_EXERCISE OBJECTIVE:_
How many lines in the records below hold the string "data"? Please answer with the number and nothing more.

_RECORDS PROVIDED:_
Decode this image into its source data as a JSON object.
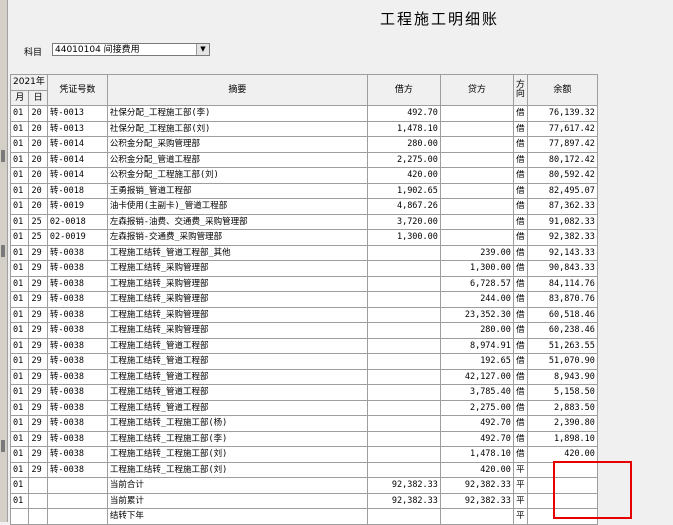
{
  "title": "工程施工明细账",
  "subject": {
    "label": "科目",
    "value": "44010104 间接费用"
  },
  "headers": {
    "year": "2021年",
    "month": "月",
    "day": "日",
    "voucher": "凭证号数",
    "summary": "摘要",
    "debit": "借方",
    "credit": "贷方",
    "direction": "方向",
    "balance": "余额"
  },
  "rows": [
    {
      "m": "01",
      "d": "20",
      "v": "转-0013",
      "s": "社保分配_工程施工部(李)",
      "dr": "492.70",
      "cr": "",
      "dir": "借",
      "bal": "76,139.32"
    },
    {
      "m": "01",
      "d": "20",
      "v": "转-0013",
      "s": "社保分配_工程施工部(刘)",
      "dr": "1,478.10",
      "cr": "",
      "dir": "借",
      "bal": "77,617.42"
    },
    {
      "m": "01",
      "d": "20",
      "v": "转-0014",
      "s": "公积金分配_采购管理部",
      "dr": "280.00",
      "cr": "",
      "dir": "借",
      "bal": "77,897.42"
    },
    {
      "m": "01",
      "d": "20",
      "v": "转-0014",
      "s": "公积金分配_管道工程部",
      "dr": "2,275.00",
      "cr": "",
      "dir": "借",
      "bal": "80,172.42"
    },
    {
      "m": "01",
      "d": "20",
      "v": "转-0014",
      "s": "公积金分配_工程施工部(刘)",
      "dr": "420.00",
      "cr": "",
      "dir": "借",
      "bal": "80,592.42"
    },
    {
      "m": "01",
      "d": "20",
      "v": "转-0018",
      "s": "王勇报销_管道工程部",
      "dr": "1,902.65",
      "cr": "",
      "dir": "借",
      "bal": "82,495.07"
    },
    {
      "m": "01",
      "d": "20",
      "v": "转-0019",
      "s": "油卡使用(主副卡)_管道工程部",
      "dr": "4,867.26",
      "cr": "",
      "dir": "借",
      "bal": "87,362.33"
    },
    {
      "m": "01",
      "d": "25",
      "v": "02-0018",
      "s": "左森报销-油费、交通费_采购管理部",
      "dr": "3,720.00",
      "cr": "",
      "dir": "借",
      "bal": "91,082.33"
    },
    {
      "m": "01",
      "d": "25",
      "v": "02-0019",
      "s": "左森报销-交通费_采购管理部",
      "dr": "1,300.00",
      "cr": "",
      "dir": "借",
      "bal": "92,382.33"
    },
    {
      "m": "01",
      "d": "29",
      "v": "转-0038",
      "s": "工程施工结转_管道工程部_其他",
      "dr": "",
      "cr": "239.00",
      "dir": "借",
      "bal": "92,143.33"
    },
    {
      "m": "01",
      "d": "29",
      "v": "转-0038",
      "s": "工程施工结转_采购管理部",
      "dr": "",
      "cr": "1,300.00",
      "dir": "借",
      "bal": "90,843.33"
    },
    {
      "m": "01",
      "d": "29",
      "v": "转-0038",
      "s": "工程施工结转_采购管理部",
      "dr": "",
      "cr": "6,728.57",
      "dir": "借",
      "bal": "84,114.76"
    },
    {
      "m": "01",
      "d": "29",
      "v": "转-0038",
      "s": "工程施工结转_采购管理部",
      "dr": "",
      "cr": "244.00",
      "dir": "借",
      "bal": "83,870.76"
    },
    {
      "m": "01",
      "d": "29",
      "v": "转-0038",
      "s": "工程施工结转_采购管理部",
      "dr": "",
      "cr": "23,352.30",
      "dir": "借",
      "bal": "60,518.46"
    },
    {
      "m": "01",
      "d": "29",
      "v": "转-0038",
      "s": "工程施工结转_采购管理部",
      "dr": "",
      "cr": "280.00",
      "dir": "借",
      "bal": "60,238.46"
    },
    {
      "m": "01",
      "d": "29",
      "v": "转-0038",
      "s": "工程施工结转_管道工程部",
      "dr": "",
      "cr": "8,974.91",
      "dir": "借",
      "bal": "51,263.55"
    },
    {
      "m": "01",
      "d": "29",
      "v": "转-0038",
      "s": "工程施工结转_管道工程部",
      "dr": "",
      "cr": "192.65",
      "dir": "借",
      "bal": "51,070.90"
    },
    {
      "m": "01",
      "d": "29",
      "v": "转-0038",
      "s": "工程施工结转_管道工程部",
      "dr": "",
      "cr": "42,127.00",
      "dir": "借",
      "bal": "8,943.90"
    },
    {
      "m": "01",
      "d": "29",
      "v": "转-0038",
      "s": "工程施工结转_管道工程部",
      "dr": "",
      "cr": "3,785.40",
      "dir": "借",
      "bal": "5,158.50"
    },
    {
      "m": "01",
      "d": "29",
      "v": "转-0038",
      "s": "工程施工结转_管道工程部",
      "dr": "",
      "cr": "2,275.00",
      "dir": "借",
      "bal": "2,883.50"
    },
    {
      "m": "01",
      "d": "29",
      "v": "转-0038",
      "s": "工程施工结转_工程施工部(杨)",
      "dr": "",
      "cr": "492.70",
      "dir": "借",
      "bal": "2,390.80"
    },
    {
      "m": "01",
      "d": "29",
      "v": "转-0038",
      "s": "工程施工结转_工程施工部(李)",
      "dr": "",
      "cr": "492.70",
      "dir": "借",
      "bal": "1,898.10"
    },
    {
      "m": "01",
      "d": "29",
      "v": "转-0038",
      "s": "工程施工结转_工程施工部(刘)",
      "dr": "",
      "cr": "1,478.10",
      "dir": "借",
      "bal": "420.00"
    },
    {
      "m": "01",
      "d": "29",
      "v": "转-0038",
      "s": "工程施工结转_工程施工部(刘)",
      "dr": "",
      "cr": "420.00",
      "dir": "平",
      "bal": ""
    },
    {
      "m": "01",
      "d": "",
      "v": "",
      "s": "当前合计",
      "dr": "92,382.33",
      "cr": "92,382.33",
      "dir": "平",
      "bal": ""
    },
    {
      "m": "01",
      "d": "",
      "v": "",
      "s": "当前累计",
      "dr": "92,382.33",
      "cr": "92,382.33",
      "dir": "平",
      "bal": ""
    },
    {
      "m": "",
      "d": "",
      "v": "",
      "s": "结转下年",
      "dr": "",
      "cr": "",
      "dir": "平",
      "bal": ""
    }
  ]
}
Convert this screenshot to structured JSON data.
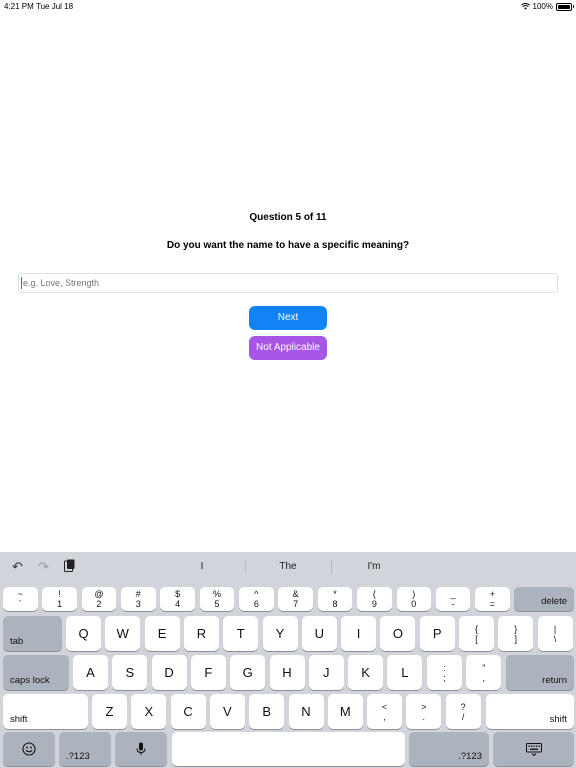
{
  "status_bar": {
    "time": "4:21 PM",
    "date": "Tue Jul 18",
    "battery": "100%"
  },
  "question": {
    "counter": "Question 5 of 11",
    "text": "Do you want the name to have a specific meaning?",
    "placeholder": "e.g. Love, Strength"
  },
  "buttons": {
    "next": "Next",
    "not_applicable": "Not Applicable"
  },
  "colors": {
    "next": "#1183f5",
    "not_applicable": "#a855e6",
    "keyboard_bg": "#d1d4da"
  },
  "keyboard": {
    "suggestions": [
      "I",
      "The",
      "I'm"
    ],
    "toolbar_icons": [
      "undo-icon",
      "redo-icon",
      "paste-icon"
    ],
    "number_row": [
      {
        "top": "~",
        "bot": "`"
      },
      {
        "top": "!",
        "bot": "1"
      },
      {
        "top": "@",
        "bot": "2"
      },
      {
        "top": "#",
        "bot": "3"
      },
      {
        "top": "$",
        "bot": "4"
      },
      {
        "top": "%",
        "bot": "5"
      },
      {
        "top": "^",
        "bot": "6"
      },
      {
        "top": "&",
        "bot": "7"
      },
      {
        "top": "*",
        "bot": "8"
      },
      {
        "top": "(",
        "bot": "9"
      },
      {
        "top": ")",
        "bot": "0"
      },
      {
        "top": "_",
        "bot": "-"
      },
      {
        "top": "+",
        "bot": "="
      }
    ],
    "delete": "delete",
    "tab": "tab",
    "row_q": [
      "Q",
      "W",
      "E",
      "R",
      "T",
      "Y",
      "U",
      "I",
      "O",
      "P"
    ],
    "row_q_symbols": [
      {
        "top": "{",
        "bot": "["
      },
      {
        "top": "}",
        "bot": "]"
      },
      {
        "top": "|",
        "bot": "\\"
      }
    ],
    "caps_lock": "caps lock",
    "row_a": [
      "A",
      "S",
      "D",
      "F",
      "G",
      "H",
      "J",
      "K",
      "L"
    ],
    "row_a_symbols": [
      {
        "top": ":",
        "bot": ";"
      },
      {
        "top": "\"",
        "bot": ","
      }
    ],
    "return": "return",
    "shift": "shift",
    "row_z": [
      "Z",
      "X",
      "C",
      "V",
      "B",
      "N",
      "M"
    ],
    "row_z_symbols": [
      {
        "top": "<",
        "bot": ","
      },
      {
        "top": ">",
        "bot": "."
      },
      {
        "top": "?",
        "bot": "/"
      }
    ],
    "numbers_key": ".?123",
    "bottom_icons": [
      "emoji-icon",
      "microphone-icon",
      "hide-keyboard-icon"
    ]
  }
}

_TASK OUTPUT:_
2